### [DIRECTIVE]
Search the material below for the string "this" and extract each line that has it.

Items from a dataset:
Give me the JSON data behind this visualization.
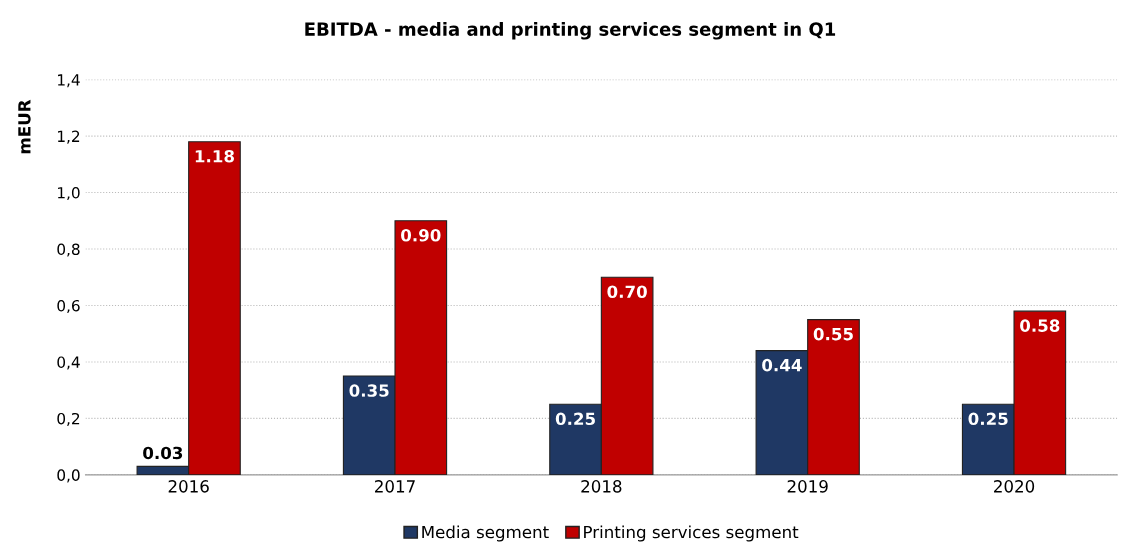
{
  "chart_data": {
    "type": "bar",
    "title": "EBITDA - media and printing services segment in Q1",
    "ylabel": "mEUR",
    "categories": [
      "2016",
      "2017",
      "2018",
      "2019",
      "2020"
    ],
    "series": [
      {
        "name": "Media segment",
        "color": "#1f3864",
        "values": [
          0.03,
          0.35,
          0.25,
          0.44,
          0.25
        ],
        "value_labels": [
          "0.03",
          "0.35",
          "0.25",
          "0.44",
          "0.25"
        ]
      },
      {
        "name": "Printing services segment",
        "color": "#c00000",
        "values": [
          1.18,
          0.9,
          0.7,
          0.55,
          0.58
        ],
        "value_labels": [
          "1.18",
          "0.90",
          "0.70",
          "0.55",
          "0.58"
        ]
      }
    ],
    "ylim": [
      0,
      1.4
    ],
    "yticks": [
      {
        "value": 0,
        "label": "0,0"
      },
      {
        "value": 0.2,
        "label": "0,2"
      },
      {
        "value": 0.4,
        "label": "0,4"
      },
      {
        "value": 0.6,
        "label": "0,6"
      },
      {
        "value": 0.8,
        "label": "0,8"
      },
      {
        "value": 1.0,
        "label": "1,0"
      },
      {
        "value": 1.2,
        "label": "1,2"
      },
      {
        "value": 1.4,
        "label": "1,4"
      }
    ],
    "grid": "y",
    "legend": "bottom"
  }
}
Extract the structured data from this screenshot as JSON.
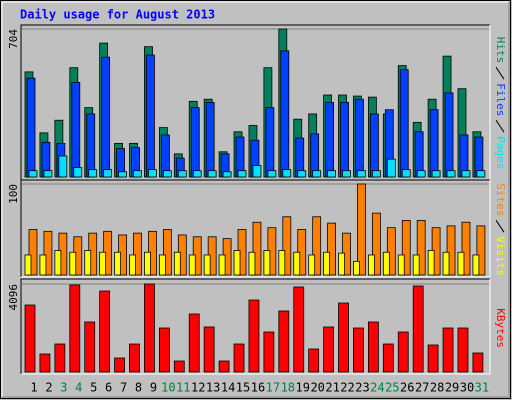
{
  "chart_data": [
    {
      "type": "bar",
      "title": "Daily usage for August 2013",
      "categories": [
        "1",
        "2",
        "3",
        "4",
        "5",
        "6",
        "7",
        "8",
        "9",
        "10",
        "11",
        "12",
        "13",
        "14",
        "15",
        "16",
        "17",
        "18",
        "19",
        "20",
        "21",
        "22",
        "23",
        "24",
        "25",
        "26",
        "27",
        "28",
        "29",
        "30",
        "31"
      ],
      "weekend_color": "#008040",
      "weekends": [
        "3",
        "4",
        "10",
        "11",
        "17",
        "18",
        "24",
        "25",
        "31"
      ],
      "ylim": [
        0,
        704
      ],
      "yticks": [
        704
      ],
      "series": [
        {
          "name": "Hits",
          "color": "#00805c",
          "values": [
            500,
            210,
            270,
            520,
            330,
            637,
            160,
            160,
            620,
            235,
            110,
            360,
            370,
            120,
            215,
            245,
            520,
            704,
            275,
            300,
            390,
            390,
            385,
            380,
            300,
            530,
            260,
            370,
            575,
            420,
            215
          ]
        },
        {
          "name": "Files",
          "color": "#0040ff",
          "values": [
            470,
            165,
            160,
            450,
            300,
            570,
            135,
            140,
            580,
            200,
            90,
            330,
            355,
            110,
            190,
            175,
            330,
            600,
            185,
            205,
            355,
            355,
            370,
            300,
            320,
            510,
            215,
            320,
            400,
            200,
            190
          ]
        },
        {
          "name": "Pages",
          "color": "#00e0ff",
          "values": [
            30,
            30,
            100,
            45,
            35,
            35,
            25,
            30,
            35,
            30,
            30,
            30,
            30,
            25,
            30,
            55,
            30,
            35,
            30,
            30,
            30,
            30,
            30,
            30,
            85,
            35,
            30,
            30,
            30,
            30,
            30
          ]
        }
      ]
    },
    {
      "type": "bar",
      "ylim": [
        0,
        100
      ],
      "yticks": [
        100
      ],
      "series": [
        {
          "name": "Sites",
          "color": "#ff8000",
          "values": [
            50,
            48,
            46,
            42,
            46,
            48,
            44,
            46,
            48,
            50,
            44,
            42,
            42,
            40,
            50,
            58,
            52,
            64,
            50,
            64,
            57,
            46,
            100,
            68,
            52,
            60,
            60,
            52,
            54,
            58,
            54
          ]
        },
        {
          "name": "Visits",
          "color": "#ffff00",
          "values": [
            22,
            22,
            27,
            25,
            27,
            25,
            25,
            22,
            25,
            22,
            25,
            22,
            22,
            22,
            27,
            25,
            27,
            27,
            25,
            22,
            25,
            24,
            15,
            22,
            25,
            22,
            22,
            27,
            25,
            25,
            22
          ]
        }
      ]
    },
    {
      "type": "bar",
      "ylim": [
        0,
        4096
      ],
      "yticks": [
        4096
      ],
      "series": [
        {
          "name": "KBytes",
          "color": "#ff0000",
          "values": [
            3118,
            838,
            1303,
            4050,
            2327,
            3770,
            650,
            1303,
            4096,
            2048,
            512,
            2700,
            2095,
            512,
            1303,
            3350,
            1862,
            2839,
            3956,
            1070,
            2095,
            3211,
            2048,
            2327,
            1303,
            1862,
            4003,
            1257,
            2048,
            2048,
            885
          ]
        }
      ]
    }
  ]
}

--

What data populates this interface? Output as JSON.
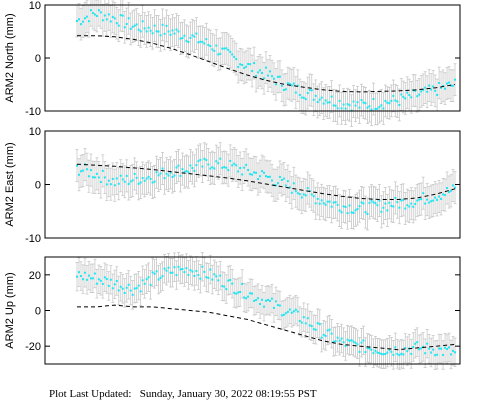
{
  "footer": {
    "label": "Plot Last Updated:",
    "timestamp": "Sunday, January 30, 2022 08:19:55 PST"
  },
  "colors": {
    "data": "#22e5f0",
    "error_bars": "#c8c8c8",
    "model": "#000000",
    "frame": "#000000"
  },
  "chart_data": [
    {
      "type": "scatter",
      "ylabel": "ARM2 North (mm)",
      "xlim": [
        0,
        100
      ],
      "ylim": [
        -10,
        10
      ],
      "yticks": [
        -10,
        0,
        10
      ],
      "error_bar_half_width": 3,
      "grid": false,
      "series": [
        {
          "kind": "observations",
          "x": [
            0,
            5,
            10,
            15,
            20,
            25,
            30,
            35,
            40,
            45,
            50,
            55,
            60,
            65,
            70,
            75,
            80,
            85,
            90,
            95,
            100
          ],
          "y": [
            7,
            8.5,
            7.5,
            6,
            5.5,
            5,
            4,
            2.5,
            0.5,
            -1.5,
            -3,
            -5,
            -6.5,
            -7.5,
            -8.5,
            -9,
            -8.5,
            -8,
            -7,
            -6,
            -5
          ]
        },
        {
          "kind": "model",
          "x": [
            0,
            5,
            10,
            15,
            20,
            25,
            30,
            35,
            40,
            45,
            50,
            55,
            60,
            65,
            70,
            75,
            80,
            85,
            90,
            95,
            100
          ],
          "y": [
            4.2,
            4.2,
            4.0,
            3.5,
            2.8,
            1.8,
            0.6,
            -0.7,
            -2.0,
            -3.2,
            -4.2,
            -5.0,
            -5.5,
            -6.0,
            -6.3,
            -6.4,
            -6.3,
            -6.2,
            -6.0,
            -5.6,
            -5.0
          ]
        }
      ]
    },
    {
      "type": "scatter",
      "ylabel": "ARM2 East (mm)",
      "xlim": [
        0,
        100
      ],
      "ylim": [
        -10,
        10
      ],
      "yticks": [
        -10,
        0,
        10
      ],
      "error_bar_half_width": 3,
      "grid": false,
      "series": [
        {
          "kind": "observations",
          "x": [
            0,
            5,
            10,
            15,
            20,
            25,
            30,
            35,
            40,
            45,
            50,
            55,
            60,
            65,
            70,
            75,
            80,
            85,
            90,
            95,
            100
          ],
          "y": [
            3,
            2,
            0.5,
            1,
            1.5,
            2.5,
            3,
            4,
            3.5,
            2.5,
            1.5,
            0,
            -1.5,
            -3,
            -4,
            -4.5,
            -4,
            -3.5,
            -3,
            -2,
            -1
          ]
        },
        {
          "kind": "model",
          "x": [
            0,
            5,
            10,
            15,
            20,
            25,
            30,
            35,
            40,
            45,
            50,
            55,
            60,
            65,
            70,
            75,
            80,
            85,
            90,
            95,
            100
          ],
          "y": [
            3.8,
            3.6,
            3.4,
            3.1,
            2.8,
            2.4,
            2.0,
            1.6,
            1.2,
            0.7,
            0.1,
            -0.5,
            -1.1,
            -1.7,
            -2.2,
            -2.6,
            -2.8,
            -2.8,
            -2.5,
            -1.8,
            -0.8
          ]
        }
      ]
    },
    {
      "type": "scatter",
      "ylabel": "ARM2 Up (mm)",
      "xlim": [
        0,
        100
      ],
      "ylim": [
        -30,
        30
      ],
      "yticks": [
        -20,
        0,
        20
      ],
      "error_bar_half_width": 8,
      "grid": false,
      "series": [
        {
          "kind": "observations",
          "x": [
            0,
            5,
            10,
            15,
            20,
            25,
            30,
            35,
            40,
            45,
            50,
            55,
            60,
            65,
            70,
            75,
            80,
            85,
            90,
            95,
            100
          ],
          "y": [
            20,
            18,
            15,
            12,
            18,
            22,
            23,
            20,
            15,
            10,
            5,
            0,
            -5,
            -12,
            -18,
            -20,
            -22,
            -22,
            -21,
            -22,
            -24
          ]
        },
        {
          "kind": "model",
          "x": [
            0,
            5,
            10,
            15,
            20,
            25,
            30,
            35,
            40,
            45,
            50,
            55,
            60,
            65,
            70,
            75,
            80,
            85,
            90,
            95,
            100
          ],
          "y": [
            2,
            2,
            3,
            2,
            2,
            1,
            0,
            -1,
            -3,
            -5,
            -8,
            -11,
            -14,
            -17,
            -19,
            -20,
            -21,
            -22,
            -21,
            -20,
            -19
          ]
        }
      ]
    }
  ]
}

...

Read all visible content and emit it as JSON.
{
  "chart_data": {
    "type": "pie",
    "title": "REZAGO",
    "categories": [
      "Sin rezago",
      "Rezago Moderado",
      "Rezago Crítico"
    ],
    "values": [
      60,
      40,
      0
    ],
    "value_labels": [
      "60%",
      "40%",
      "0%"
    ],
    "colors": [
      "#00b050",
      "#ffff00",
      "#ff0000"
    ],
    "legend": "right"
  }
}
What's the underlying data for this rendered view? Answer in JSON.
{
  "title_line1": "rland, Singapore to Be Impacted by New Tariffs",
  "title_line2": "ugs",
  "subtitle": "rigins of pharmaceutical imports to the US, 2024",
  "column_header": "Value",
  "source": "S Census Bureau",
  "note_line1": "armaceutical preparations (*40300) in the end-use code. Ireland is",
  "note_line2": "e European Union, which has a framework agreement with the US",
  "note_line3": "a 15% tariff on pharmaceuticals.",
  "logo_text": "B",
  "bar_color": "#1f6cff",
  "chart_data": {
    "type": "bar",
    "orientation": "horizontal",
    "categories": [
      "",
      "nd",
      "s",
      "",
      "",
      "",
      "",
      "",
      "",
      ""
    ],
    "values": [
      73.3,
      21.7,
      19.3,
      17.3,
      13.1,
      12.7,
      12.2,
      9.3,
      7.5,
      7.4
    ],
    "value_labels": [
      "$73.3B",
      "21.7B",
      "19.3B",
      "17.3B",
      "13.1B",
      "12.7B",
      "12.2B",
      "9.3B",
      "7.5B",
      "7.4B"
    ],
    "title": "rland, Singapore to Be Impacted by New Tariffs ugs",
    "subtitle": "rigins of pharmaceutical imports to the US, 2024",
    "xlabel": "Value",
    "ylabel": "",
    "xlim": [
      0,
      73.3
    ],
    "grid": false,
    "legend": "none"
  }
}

### [REPLY TO THE TASK]
Give me the JSON data behind this visualization.
Extract the structured data from this screenshot as JSON.
What data populates this interface? Output as JSON.
What's the underlying data for this rendered view? Answer in JSON.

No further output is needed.